═════ ENTRIES SUPPLIED ═════
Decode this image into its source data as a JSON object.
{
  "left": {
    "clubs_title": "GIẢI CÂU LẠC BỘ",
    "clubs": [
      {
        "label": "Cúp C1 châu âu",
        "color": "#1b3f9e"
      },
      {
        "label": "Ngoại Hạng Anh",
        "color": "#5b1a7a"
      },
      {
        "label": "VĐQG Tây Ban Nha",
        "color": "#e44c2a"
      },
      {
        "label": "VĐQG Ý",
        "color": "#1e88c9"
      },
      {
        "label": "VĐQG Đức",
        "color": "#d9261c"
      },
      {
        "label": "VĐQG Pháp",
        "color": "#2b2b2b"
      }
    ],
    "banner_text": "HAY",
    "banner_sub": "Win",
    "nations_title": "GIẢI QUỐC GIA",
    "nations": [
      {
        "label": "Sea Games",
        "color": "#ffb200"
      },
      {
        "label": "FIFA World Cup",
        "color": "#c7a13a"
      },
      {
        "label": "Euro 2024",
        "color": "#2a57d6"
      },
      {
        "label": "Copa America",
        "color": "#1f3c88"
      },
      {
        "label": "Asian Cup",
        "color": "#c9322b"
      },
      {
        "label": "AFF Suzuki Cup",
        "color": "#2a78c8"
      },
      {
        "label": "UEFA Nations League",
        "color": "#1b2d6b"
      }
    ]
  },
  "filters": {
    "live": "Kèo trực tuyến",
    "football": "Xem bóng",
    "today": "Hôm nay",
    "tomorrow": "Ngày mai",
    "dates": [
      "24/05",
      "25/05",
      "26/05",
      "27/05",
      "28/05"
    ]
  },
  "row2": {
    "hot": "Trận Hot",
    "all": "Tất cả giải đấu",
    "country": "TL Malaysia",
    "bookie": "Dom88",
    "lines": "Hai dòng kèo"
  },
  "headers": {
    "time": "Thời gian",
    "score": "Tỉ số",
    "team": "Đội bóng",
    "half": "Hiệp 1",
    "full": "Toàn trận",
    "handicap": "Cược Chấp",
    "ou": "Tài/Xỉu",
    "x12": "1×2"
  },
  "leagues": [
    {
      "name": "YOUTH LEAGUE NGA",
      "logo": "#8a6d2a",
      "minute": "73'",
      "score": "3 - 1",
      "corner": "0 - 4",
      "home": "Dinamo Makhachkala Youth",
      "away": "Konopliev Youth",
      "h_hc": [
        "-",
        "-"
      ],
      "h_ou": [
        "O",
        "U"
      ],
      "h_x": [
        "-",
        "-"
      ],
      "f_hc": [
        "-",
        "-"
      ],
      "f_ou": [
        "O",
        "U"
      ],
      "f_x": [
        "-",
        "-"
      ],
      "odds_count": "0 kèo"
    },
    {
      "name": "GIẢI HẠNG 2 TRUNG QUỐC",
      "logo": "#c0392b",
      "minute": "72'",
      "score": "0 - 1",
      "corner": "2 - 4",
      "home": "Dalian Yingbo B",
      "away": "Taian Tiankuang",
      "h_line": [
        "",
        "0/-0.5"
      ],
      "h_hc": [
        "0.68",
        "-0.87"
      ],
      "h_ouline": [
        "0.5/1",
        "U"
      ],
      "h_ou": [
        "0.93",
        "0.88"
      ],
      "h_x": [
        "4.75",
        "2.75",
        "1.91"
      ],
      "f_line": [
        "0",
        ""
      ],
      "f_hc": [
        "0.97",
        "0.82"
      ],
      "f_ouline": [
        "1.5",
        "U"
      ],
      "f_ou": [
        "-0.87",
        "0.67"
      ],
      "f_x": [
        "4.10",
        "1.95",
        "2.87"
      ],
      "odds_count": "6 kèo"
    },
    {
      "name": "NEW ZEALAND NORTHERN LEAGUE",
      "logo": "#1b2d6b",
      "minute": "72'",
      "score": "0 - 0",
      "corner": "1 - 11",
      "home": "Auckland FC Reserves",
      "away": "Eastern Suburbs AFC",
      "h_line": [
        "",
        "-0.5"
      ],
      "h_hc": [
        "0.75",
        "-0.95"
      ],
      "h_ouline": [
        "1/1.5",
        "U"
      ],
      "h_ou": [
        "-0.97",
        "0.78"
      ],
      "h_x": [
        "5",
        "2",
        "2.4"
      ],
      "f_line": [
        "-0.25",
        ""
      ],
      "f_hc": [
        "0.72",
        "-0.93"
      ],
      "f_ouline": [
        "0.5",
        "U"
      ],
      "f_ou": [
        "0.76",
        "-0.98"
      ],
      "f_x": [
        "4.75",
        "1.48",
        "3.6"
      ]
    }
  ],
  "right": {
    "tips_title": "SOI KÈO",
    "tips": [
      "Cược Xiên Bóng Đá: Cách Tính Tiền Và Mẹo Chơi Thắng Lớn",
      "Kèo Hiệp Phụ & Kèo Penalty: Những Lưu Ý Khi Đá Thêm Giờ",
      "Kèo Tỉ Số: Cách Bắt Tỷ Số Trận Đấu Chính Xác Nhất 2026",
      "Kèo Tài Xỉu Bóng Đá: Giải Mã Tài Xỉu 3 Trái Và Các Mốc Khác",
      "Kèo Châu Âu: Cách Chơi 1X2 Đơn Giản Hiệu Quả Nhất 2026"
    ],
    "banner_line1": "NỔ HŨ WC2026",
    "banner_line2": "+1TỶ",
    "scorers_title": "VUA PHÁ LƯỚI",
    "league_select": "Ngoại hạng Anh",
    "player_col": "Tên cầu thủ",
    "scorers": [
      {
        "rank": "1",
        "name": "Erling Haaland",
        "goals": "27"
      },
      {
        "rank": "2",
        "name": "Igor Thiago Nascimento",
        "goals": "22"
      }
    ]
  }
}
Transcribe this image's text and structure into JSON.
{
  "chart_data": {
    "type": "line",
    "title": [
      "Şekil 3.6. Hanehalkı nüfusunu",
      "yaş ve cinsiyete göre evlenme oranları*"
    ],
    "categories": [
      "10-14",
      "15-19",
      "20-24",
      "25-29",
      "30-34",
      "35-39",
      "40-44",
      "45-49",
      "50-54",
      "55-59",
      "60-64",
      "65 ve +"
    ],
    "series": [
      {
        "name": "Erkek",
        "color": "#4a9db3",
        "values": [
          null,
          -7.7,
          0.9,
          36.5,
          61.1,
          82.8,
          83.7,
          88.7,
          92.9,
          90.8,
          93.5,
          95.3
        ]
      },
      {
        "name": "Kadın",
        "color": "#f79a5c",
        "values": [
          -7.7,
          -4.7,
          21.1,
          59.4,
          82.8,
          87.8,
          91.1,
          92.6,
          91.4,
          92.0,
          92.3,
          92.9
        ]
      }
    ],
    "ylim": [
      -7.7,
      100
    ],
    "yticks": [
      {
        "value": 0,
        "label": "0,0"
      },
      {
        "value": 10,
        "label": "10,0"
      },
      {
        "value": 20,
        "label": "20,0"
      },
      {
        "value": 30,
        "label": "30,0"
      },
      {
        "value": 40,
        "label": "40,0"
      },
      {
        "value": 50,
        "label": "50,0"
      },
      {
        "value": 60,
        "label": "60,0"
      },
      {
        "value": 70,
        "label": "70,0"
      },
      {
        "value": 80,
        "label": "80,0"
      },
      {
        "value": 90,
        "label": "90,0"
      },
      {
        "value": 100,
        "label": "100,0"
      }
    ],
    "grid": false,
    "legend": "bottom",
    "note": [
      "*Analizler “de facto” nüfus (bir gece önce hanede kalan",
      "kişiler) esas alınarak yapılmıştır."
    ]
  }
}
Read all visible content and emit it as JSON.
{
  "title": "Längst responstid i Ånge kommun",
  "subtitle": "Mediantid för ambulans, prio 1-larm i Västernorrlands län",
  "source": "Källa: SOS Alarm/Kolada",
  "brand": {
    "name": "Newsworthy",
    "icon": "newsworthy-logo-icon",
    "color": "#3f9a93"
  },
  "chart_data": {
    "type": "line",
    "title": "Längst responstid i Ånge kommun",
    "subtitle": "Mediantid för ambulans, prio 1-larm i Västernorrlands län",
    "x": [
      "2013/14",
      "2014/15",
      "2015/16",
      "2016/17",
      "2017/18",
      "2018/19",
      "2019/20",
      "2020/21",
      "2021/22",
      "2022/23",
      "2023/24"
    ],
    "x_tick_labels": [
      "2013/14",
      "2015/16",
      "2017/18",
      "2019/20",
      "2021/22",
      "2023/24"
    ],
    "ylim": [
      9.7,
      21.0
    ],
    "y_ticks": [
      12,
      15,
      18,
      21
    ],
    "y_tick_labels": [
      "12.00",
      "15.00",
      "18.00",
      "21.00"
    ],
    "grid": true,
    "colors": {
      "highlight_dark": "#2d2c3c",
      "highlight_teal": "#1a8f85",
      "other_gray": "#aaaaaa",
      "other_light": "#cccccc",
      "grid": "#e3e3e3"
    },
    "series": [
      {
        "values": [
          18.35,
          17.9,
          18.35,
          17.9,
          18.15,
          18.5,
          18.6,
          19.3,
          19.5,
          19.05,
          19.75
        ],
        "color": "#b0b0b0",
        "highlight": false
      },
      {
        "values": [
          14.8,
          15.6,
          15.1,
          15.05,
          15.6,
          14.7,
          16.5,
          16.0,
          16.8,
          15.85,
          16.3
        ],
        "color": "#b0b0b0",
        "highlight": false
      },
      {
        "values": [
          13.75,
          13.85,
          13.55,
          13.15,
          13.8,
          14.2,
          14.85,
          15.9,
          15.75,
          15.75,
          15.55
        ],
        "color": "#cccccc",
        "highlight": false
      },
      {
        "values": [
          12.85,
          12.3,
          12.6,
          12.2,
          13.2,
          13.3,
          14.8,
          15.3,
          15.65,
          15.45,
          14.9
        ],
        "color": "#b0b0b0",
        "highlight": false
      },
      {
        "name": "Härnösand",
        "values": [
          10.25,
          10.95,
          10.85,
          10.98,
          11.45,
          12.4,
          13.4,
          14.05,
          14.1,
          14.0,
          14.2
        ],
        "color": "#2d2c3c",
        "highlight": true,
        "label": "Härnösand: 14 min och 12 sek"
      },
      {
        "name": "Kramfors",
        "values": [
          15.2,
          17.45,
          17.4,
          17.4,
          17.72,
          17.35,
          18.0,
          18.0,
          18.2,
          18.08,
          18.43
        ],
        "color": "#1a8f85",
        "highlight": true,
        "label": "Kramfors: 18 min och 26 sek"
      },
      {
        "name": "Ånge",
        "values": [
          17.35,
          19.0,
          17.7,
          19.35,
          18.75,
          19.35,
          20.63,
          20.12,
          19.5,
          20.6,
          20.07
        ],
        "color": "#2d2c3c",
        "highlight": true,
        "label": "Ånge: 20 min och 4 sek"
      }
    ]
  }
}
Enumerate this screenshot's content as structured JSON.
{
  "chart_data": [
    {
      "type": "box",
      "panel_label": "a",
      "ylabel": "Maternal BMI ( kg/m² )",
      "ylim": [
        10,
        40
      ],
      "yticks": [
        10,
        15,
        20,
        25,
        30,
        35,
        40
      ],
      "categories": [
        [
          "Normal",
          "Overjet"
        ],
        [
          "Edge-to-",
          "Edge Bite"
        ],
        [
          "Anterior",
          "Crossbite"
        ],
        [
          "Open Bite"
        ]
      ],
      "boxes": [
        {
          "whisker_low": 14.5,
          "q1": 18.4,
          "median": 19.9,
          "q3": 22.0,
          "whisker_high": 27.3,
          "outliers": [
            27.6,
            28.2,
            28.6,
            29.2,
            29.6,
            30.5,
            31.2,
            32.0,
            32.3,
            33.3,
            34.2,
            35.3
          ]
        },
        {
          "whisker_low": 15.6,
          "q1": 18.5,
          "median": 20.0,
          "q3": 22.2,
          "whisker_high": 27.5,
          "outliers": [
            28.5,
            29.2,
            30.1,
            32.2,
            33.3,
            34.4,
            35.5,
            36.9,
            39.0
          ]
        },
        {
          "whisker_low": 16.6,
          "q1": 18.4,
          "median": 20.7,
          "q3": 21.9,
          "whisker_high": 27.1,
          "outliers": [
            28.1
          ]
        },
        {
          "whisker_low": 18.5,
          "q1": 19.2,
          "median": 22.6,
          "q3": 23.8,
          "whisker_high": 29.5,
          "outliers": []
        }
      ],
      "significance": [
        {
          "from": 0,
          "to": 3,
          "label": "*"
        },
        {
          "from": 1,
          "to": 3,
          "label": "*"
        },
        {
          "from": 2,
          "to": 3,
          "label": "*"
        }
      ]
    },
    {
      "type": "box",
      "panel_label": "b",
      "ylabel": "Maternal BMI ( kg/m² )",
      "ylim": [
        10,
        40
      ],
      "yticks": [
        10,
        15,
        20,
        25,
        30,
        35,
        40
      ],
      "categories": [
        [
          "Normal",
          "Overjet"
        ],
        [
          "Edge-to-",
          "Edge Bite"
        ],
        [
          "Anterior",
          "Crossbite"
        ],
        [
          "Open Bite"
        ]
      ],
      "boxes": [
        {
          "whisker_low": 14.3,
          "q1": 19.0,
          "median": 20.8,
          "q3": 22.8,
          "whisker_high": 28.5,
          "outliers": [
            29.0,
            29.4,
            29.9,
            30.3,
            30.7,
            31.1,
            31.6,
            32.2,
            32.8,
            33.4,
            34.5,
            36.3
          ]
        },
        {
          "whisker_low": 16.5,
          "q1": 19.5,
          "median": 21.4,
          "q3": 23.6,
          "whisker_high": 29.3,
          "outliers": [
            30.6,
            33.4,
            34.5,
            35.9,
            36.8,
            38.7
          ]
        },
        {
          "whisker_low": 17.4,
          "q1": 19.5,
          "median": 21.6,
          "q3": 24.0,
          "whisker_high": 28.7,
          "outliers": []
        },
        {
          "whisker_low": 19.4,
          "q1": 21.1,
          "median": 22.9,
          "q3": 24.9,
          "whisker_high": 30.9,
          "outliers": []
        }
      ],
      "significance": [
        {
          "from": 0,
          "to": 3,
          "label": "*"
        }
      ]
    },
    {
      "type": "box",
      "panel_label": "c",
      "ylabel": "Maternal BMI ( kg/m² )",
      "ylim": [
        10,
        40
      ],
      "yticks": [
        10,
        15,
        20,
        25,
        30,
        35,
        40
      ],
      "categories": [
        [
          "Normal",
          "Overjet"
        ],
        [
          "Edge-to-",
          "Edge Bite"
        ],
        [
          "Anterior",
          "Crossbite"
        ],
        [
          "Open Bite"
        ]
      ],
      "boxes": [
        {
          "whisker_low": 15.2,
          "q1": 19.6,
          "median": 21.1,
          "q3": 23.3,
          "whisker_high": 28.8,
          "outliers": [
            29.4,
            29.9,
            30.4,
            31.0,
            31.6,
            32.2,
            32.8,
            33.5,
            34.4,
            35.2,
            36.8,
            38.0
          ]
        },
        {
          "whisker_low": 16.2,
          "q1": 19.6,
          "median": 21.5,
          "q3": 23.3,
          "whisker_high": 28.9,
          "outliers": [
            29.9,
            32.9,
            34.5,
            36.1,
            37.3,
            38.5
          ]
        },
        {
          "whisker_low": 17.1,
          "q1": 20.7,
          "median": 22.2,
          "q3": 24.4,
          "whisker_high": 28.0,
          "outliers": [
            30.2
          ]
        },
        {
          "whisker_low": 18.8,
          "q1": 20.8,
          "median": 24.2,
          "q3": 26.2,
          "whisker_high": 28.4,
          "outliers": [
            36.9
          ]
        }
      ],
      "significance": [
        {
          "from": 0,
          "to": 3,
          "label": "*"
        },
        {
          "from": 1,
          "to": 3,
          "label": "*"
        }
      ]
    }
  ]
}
═════
◆ WORK INSTRUCTIONS ◆
Every line holding "Chơi" should be copied out.

◆ RESPONSE BELOW ◆
      "Cược Xiên Bóng Đá: Cách Tính Tiền Và Mẹo Chơi Thắng Lớn",
      "Kèo Châu Âu: Cách Chơi 1X2 Đơn Giản Hiệu Quả Nhất 2026"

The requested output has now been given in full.